SET EXERCISE:
Beneath this task is a listing; retype all of it exactly.

PROVIDED INFORMATION:
※

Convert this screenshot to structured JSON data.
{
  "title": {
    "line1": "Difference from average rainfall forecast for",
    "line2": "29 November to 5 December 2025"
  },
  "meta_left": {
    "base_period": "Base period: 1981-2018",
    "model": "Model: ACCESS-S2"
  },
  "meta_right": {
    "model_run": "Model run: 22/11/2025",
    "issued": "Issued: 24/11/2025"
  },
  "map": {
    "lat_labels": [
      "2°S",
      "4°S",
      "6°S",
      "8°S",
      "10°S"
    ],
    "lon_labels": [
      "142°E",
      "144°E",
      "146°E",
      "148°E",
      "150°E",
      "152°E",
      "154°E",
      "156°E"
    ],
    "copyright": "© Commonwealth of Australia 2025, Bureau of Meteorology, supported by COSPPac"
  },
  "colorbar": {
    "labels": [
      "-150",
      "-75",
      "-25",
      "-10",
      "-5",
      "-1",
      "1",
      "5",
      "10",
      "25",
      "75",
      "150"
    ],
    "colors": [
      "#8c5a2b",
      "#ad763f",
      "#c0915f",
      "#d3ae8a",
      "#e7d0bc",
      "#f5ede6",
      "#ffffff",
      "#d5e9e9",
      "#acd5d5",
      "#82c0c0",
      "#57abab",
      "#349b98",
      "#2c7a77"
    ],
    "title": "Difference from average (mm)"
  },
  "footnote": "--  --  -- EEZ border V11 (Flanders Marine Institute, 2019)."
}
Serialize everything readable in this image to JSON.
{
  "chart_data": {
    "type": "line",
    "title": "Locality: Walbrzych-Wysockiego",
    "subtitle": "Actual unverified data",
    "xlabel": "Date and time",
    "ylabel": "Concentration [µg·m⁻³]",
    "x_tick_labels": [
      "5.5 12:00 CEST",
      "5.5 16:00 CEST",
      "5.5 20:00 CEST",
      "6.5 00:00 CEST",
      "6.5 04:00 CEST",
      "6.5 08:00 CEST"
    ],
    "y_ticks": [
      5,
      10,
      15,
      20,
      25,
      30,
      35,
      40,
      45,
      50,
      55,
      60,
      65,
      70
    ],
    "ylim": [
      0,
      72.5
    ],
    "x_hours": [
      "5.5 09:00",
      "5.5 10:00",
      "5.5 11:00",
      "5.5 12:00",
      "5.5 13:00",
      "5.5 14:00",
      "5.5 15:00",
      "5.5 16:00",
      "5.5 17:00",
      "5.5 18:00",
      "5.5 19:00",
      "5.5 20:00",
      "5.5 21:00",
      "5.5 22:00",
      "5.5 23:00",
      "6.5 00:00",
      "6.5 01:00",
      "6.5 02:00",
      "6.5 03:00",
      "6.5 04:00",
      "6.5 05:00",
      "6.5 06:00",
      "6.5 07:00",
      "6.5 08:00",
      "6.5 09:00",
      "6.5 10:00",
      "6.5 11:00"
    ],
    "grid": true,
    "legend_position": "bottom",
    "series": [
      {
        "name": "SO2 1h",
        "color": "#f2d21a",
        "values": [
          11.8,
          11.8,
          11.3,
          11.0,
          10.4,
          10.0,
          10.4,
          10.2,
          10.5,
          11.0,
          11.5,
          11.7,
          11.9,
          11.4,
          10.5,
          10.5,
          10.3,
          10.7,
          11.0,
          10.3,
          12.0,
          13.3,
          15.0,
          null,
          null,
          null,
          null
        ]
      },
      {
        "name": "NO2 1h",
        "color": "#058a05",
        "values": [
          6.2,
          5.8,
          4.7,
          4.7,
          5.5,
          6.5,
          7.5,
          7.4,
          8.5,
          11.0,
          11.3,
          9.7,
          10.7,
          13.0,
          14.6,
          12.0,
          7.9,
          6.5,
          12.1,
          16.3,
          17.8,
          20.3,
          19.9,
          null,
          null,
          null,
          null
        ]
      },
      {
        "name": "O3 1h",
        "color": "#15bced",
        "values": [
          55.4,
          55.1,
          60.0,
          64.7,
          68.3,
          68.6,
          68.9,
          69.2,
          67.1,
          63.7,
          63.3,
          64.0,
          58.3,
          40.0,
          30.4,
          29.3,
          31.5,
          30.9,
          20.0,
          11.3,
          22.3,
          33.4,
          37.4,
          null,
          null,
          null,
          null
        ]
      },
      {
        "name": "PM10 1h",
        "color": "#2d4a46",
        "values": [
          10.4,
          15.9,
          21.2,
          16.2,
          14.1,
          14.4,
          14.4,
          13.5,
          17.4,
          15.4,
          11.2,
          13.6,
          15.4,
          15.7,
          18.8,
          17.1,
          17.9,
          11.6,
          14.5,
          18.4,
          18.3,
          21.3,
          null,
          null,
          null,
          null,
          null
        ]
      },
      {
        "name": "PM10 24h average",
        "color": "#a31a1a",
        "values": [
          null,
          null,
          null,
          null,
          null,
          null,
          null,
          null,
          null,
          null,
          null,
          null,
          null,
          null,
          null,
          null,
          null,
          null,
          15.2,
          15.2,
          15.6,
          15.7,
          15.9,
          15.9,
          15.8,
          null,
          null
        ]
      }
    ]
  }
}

※

SOLUTION FOR THIS EXERCISE:
Convert this screenshot to structured JSON data.
{
  "title": {
    "line1": "Difference from average rainfall forecast for",
    "line2": "29 November to 5 December 2025"
  },
  "meta_left": {
    "base_period": "Base period: 1981-2018",
    "model": "Model: ACCESS-S2"
  },
  "meta_right": {
    "model_run": "Model run: 22/11/2025",
    "issued": "Issued: 24/11/2025"
  },
  "map": {
    "lat_labels": [
      "2°S",
      "4°S",
      "6°S",
      "8°S",
      "10°S"
    ],
    "lon_labels": [
      "142°E",
      "144°E",
      "146°E",
      "148°E",
      "150°E",
      "152°E",
      "154°E",
      "156°E"
    ],
    "copyright": "© Commonwealth of Australia 2025, Bureau of Meteorology, supported by COSPPac"
  },
  "colorbar": {
    "labels": [
      "-150",
      "-75",
      "-25",
      "-10",
      "-5",
      "-1",
      "1",
      "5",
      "10",
      "25",
      "75",
      "150"
    ],
    "colors": [
      "#8c5a2b",
      "#ad763f",
      "#c0915f",
      "#d3ae8a",
      "#e7d0bc",
      "#f5ede6",
      "#ffffff",
      "#d5e9e9",
      "#acd5d5",
      "#82c0c0",
      "#57abab",
      "#349b98",
      "#2c7a77"
    ],
    "title": "Difference from average (mm)"
  },
  "footnote": "--  --  -- EEZ border V11 (Flanders Marine Institute, 2019)."
}
Serialize everything readable in this image to JSON.
{
  "chart_data": {
    "type": "line",
    "title": "Locality: Walbrzych-Wysockiego",
    "subtitle": "Actual unverified data",
    "xlabel": "Date and time",
    "ylabel": "Concentration [µg·m⁻³]",
    "x_tick_labels": [
      "5.5 12:00 CEST",
      "5.5 16:00 CEST",
      "5.5 20:00 CEST",
      "6.5 00:00 CEST",
      "6.5 04:00 CEST",
      "6.5 08:00 CEST"
    ],
    "y_ticks": [
      5,
      10,
      15,
      20,
      25,
      30,
      35,
      40,
      45,
      50,
      55,
      60,
      65,
      70
    ],
    "ylim": [
      0,
      72.5
    ],
    "x_hours": [
      "5.5 09:00",
      "5.5 10:00",
      "5.5 11:00",
      "5.5 12:00",
      "5.5 13:00",
      "5.5 14:00",
      "5.5 15:00",
      "5.5 16:00",
      "5.5 17:00",
      "5.5 18:00",
      "5.5 19:00",
      "5.5 20:00",
      "5.5 21:00",
      "5.5 22:00",
      "5.5 23:00",
      "6.5 00:00",
      "6.5 01:00",
      "6.5 02:00",
      "6.5 03:00",
      "6.5 04:00",
      "6.5 05:00",
      "6.5 06:00",
      "6.5 07:00",
      "6.5 08:00",
      "6.5 09:00",
      "6.5 10:00",
      "6.5 11:00"
    ],
    "grid": true,
    "legend_position": "bottom",
    "series": [
      {
        "name": "SO2 1h",
        "color": "#f2d21a",
        "values": [
          11.8,
          11.8,
          11.3,
          11.0,
          10.4,
          10.0,
          10.4,
          10.2,
          10.5,
          11.0,
          11.5,
          11.7,
          11.9,
          11.4,
          10.5,
          10.5,
          10.3,
          10.7,
          11.0,
          10.3,
          12.0,
          13.3,
          15.0,
          null,
          null,
          null,
          null
        ]
      },
      {
        "name": "NO2 1h",
        "color": "#058a05",
        "values": [
          6.2,
          5.8,
          4.7,
          4.7,
          5.5,
          6.5,
          7.5,
          7.4,
          8.5,
          11.0,
          11.3,
          9.7,
          10.7,
          13.0,
          14.6,
          12.0,
          7.9,
          6.5,
          12.1,
          16.3,
          17.8,
          20.3,
          19.9,
          null,
          null,
          null,
          null
        ]
      },
      {
        "name": "O3 1h",
        "color": "#15bced",
        "values": [
          55.4,
          55.1,
          60.0,
          64.7,
          68.3,
          68.6,
          68.9,
          69.2,
          67.1,
          63.7,
          63.3,
          64.0,
          58.3,
          40.0,
          30.4,
          29.3,
          31.5,
          30.9,
          20.0,
          11.3,
          22.3,
          33.4,
          37.4,
          null,
          null,
          null,
          null
        ]
      },
      {
        "name": "PM10 1h",
        "color": "#2d4a46",
        "values": [
          10.4,
          15.9,
          21.2,
          16.2,
          14.1,
          14.4,
          14.4,
          13.5,
          17.4,
          15.4,
          11.2,
          13.6,
          15.4,
          15.7,
          18.8,
          17.1,
          17.9,
          11.6,
          14.5,
          18.4,
          18.3,
          21.3,
          null,
          null,
          null,
          null,
          null
        ]
      },
      {
        "name": "PM10 24h average",
        "color": "#a31a1a",
        "values": [
          null,
          null,
          null,
          null,
          null,
          null,
          null,
          null,
          null,
          null,
          null,
          null,
          null,
          null,
          null,
          null,
          null,
          null,
          15.2,
          15.2,
          15.6,
          15.7,
          15.9,
          15.9,
          15.8,
          null,
          null
        ]
      }
    ]
  }
}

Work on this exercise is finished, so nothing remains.